> [FRAGMENT DOKUMENTU]
---------------
• Kino
  • Mapa
  • Ogłoszenia
  • Forum
  • Komunikacja
  • Raport

Filmy: w domu czy w kinie?

Borys Kossakowski
30 marca 2016 (artykuł sprzed 8 lat) 
Takiego komfortu w oglądaniu filmu nie da ci żadne kino. Takiego komfortu w oglądaniu filmu nie da ci żadne kino.

W kinie jest "ta" atmosfera, ogromny ekran i premierowe filmy. Ale także: wszędobylski popcorn i syk otwieranych puszek. W domu jest cisza i spokój, nie ma reklam, a na dodatek można zastopować film, gdy zajdzie potrzeba. Sęk w tym, że na film trzeba poczekać. Jak wolicie oglądać filmy?
---------------
> [WYZWANIE 1] Przepisz z artykułu o oglądaniu filmów w domu i w kinie fragment od „Borys Kossakowski” do „wolicie oglądać filmy?”.
> [WYZWANIE 2]
Odpowiedz na podstawie artykułu o oglądaniu filmów w domu i w kinie na poniższe pytania.
(a) Jaka data widnieje pod nazwiskiem autora?
(b) Jakie dwie niedogodności kina wymienia tekst?
(c) Co w domu można zrobić z filmem, gdy zajdzie potrzeba?
---------------
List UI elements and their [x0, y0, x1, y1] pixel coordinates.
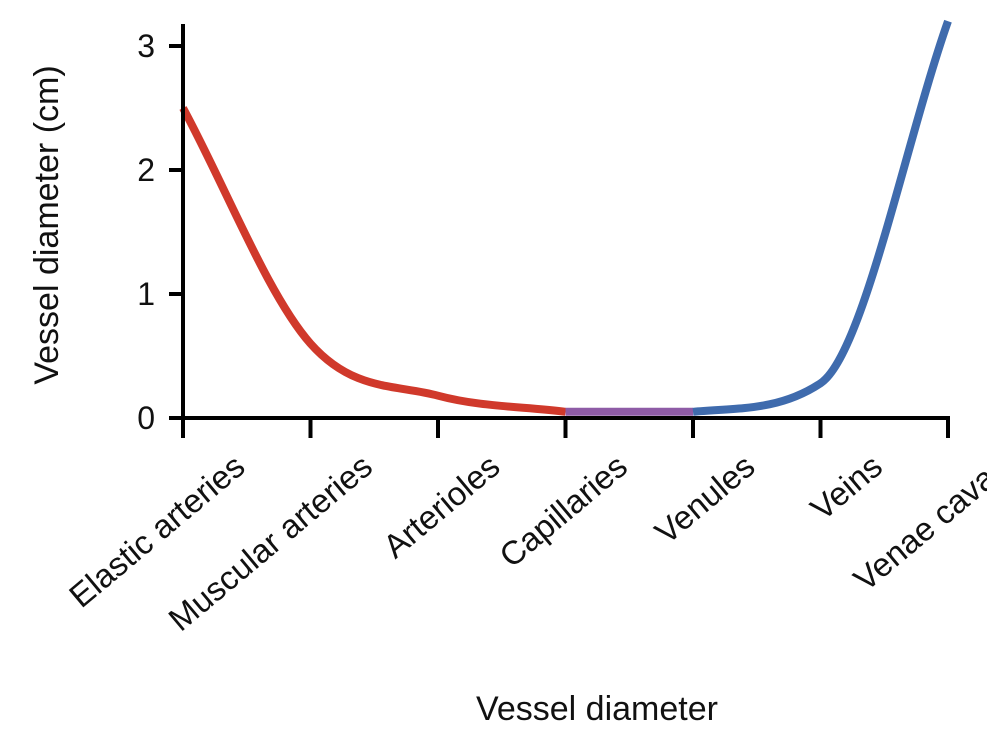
x-category-label: Capillaries: [492, 447, 634, 574]
y-axis-ticks: 0 1 2 3: [137, 28, 183, 436]
x-axis-title: Vessel diameter: [476, 690, 718, 728]
plot-area: [179, 19, 952, 416]
x-category-label: Venules: [648, 447, 762, 551]
y-axis-title: Vessel diameter (cm): [28, 65, 66, 384]
y-tick-label: 0: [137, 400, 155, 436]
curve-segment-3: [692, 19, 952, 416]
x-category-label: Veins: [803, 447, 889, 527]
curve-segment-1: [179, 106, 567, 416]
y-tick-label: 1: [137, 276, 155, 312]
y-tick-label: 3: [137, 28, 155, 64]
y-tick-label: 2: [137, 152, 155, 188]
x-category-label: Arterioles: [376, 447, 507, 565]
---------------
> [ODPOWIEDŹ 1]
Borys Kossakowski
30 marca 2016 (artykuł sprzed 8 lat) 
Takiego komfortu w oglądaniu filmu nie da ci żadne kino. Takiego komfortu w oglądaniu filmu nie da ci żadne kino.

W kinie jest "ta" atmosfera, ogromny ekran i premierowe filmy. Ale także: wszędobylski popcorn i syk otwieranych puszek. W domu jest cisza i spokój, nie ma reklam, a na dodatek można zastopować film, gdy zajdzie potrzeba. Sęk w tym, że na film trzeba poczekać. Jak wolicie oglądać filmy?

> [ODPOWIEDŹ 2]
(a) 30 marca 2016.
(b) Wszędobylski popcorn i syk otwieranych puszek.
(c) Można go zastopować.